Copy each line of the entries beneath that contains the word "минут".
>> start Material shown
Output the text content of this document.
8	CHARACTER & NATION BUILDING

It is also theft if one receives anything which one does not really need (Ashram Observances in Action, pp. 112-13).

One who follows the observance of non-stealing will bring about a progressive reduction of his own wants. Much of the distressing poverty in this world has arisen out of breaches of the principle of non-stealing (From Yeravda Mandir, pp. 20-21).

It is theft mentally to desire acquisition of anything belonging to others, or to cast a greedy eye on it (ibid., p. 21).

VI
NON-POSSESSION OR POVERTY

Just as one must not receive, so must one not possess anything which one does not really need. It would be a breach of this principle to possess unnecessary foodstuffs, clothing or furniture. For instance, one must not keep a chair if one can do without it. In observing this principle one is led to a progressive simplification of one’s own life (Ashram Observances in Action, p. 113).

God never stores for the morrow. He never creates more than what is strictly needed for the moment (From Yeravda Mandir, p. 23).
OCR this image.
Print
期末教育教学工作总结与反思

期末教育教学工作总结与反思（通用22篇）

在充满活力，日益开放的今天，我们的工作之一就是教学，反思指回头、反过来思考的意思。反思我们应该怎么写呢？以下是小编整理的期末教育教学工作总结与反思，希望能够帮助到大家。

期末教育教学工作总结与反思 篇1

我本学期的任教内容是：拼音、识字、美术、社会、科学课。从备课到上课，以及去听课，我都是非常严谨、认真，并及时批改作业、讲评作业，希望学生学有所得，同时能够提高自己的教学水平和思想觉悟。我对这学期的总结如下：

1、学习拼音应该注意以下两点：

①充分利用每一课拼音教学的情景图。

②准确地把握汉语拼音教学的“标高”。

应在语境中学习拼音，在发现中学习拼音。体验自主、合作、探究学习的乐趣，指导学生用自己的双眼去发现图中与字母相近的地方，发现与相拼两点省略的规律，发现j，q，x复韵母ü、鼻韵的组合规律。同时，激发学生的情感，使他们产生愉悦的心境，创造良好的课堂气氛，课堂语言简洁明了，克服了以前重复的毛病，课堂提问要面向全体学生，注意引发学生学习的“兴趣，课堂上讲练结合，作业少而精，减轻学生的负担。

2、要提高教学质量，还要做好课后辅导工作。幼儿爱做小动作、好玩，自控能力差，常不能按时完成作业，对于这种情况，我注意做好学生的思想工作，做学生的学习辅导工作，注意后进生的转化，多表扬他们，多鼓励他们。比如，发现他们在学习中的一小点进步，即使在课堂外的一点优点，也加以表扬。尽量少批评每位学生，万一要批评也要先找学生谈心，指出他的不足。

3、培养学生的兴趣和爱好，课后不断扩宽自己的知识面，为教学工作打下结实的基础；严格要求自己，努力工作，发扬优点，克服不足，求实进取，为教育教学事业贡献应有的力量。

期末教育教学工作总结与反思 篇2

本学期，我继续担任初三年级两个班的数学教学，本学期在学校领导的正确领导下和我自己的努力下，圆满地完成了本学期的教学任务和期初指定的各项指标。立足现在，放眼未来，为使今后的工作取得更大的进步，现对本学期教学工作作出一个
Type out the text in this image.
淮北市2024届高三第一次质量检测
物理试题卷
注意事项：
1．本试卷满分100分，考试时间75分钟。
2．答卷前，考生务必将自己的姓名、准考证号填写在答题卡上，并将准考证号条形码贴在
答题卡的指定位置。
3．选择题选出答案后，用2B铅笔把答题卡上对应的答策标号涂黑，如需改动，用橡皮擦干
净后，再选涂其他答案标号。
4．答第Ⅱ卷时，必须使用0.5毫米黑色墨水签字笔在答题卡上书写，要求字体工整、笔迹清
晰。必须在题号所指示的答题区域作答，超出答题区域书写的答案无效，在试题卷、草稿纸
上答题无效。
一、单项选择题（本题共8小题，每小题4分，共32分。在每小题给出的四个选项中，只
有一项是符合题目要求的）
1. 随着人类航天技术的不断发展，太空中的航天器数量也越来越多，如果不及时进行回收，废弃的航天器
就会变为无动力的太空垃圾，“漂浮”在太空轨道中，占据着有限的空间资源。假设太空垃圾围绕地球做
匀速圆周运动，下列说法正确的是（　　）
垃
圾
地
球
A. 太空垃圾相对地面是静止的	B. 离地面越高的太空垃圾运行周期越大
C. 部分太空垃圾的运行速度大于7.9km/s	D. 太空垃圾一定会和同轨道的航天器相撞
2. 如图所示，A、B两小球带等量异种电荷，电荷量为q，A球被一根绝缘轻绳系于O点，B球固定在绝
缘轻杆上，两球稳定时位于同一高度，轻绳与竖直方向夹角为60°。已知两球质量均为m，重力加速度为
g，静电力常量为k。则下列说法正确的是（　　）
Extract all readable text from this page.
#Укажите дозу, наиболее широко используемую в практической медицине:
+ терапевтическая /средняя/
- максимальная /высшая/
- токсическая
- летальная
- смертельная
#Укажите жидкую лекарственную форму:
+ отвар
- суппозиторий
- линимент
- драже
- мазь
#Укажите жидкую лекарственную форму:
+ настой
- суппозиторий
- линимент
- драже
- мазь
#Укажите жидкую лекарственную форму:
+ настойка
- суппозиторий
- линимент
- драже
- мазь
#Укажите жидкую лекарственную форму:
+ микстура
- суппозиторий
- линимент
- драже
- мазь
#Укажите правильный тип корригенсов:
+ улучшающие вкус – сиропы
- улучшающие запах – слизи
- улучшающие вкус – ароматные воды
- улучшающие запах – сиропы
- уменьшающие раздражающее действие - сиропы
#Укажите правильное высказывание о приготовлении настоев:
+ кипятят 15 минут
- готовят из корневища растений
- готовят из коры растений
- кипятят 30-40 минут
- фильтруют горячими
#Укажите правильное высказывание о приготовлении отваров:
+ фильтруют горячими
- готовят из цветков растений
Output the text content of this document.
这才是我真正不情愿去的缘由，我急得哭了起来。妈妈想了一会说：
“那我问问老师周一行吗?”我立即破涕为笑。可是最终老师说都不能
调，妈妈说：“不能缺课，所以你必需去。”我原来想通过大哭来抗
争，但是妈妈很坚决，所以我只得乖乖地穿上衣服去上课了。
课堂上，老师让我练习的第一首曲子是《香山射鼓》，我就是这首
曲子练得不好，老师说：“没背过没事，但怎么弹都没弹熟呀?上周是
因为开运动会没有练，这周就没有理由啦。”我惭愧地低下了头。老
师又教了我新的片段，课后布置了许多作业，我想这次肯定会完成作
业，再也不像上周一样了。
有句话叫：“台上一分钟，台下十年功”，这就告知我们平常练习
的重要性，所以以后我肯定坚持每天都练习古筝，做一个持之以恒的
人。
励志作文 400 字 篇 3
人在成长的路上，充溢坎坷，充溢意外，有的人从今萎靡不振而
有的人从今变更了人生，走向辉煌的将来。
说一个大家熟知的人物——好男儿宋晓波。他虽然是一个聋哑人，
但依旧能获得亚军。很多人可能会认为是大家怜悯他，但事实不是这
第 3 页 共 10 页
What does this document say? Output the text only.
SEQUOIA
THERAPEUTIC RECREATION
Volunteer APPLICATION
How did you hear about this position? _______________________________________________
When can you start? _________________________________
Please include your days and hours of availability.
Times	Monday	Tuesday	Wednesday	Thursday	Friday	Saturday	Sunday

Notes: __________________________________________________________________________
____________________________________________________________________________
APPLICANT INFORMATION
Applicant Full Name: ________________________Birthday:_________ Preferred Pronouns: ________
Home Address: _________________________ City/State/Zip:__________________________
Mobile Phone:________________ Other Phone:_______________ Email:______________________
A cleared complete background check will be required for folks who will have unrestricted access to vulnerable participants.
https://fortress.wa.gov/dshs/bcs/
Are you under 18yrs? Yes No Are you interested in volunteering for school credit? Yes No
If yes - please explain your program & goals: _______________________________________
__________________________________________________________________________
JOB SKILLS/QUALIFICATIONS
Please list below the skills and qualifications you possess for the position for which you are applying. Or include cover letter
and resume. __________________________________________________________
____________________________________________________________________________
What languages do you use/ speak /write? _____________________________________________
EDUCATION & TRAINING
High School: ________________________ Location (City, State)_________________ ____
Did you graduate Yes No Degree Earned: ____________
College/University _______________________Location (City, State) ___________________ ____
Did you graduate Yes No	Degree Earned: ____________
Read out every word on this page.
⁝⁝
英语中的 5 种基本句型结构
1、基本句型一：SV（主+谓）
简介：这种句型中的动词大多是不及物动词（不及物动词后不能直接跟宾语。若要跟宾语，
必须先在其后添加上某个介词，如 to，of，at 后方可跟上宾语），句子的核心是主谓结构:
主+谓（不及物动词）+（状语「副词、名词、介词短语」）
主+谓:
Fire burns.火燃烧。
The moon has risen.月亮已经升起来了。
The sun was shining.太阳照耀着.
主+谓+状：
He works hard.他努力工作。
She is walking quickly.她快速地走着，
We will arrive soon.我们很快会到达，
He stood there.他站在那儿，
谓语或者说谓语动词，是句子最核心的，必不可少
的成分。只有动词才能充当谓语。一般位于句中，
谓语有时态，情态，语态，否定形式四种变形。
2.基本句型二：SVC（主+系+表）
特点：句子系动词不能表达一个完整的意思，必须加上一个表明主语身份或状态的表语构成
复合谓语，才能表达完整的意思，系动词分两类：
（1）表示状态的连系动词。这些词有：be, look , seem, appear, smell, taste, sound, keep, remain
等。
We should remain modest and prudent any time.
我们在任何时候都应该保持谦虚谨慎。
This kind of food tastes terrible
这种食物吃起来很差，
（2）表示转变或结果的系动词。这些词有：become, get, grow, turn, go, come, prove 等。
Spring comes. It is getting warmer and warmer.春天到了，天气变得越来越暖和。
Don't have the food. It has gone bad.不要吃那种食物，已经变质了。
>> end Material shown
• Output:
+ кипятят 15 минут
- кипятят 30-40 минут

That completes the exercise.